◆ Given task ◆
Copy nothing but the text: repeat each entry exactly and drop the images.

Collection entries:
------------------------------------

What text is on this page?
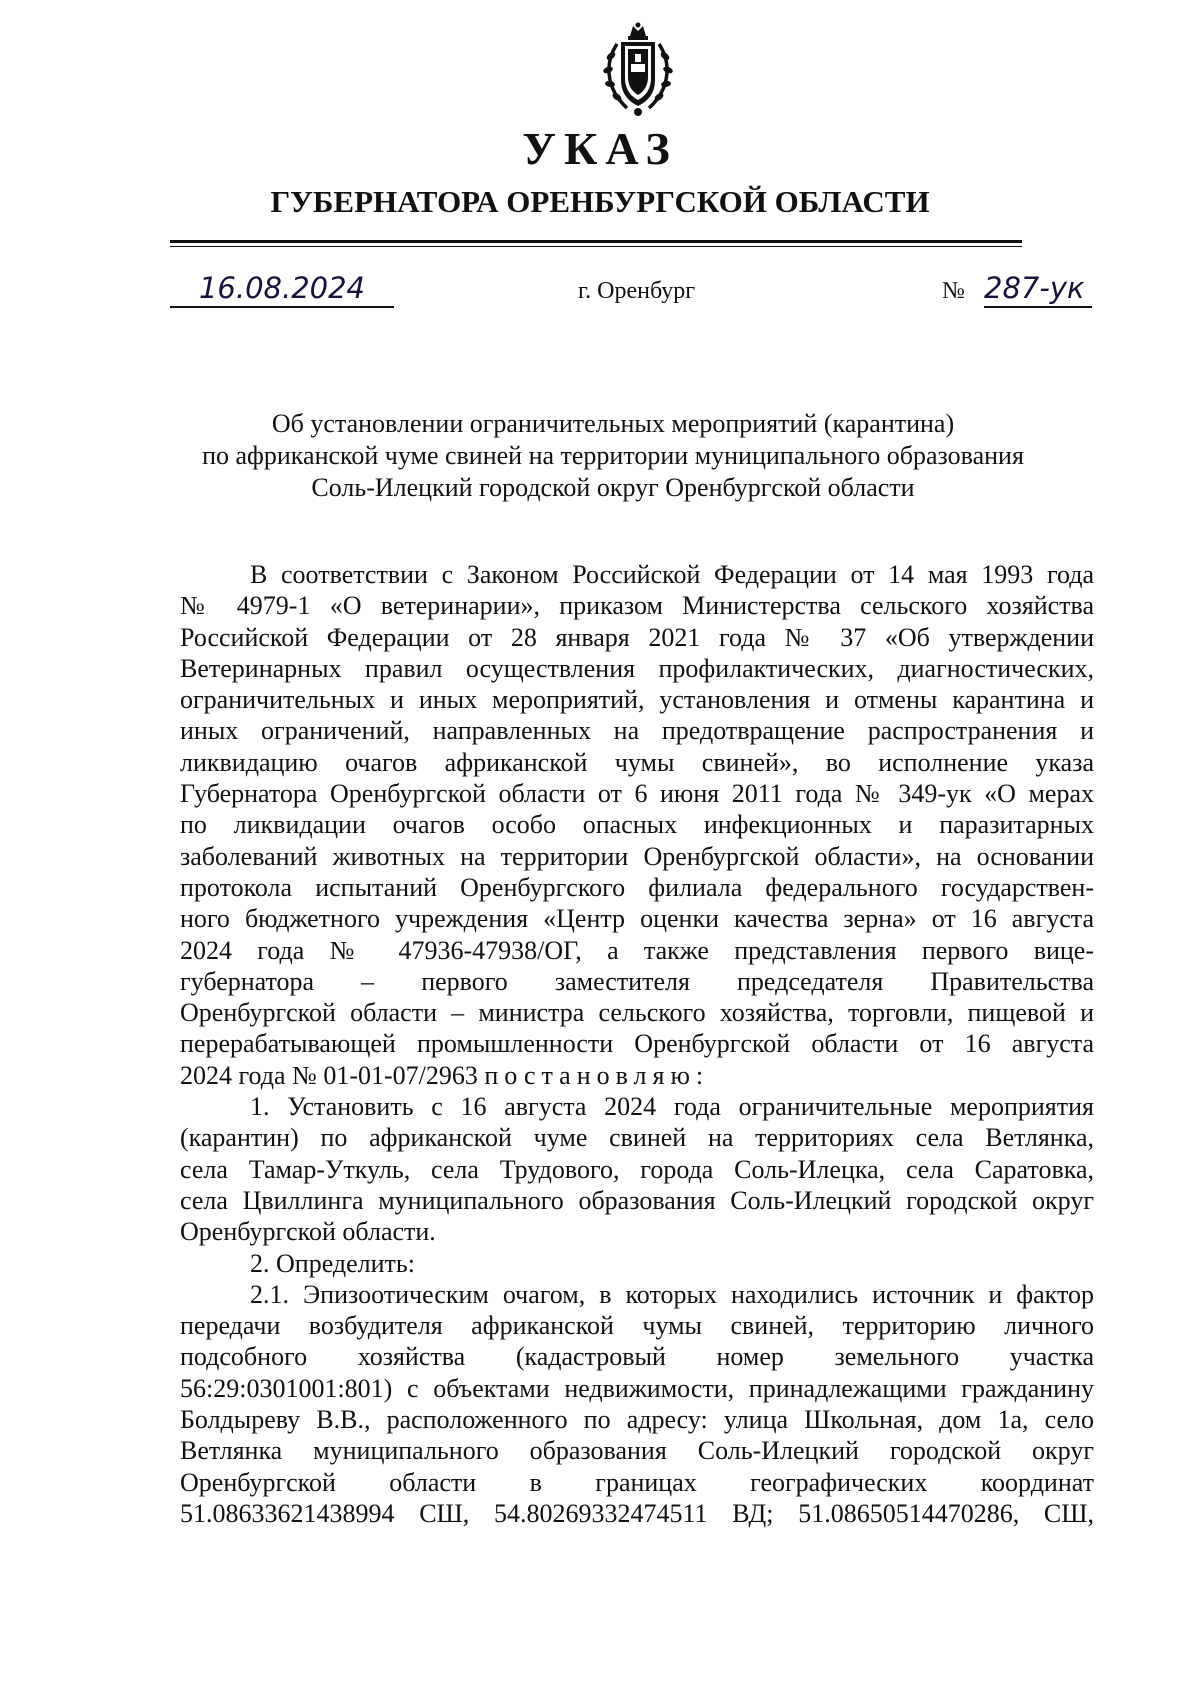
УКАЗ
ГУБЕРНАТОРА ОРЕНБУРГСКОЙ ОБЛАСТИ
16.08.2024	г. Оренбург	№ 287-ук
Об установлении ограничительных мероприятий (карантина)
по африканской чуме свиней на территории муниципального образования
Соль-Илецкий городской округ Оренбургской области
В соответствии с Законом Российской Федерации от 14 мая 1993 года
№ 4979-1 «О ветеринарии», приказом Министерства сельского хозяйства
Российской Федерации от 28 января 2021 года № 37 «Об утверждении
Ветеринарных правил осуществления профилактических, диагностических,
ограничительных и иных мероприятий, установления и отмены карантина и
иных ограничений, направленных на предотвращение распространения и
ликвидацию очагов африканской чумы свиней», во исполнение указа
Губернатора Оренбургской области от 6 июня 2011 года № 349-ук «О мерах
по ликвидации очагов особо опасных инфекционных и паразитарных
заболеваний животных на территории Оренбургской области», на основании
протокола испытаний Оренбургского филиала федерального государствен-
ного бюджетного учреждения «Центр оценки качества зерна» от 16 августа
2024 года № 47936-47938/ОГ, а также представления первого вице-
губернатора – первого заместителя председателя Правительства
Оренбургской области – министра сельского хозяйства, торговли, пищевой и
перерабатывающей промышленности Оренбургской области от 16 августа
2024 года № 01-01-07/2963 постановляю:
1. Установить с 16 августа 2024 года ограничительные мероприятия
(карантин) по африканской чуме свиней на территориях села Ветлянка,
села Тамар-Уткуль, села Трудового, города Соль-Илецка, села Саратовка,
села Цвиллинга муниципального образования Соль-Илецкий городской округ
Оренбургской области.
2. Определить:
2.1. Эпизоотическим очагом, в которых находились источник и фактор
передачи возбудителя африканской чумы свиней, территорию личного
подсобного хозяйства (кадастровый номер земельного участка
56:29:0301001:801) с объектами недвижимости, принадлежащими гражданину
Болдыреву В.В., расположенного по адресу: улица Школьная, дом 1а, село
Ветлянка муниципального образования Соль-Илецкий городской округ
Оренбургской области в границах географических координат
51.08633621438994 СШ, 54.80269332474511 ВД; 51.08650514470286, СШ,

------------------------------------

◆ Output of the task ◆
What text is on this page?
УКАЗ
ГУБЕРНАТОРА ОРЕНБУРГСКОЙ ОБЛАСТИ
16.08.2024	г. Оренбург	№ 287-ук
Об установлении ограничительных мероприятий (карантина)
по африканской чуме свиней на территории муниципального образования
Соль-Илецкий городской округ Оренбургской области
В соответствии с Законом Российской Федерации от 14 мая 1993 года
№ 4979-1 «О ветеринарии», приказом Министерства сельского хозяйства
Российской Федерации от 28 января 2021 года № 37 «Об утверждении
Ветеринарных правил осуществления профилактических, диагностических,
ограничительных и иных мероприятий, установления и отмены карантина и
иных ограничений, направленных на предотвращение распространения и
ликвидацию очагов африканской чумы свиней», во исполнение указа
Губернатора Оренбургской области от 6 июня 2011 года № 349-ук «О мерах
по ликвидации очагов особо опасных инфекционных и паразитарных
заболеваний животных на территории Оренбургской области», на основании
протокола испытаний Оренбургского филиала федерального государствен-
ного бюджетного учреждения «Центр оценки качества зерна» от 16 августа
2024 года № 47936-47938/ОГ, а также представления первого вице-
губернатора – первого заместителя председателя Правительства
Оренбургской области – министра сельского хозяйства, торговли, пищевой и
перерабатывающей промышленности Оренбургской области от 16 августа
2024 года № 01-01-07/2963 постановляю:
1. Установить с 16 августа 2024 года ограничительные мероприятия
(карантин) по африканской чуме свиней на территориях села Ветлянка,
села Тамар-Уткуль, села Трудового, города Соль-Илецка, села Саратовка,
села Цвиллинга муниципального образования Соль-Илецкий городской округ
Оренбургской области.
2. Определить:
2.1. Эпизоотическим очагом, в которых находились источник и фактор
передачи возбудителя африканской чумы свиней, территорию личного
подсобного хозяйства (кадастровый номер земельного участка
56:29:0301001:801) с объектами недвижимости, принадлежащими гражданину
Болдыреву В.В., расположенного по адресу: улица Школьная, дом 1а, село
Ветлянка муниципального образования Соль-Илецкий городской округ
Оренбургской области в границах географических координат
51.08633621438994 СШ, 54.80269332474511 ВД; 51.08650514470286, СШ,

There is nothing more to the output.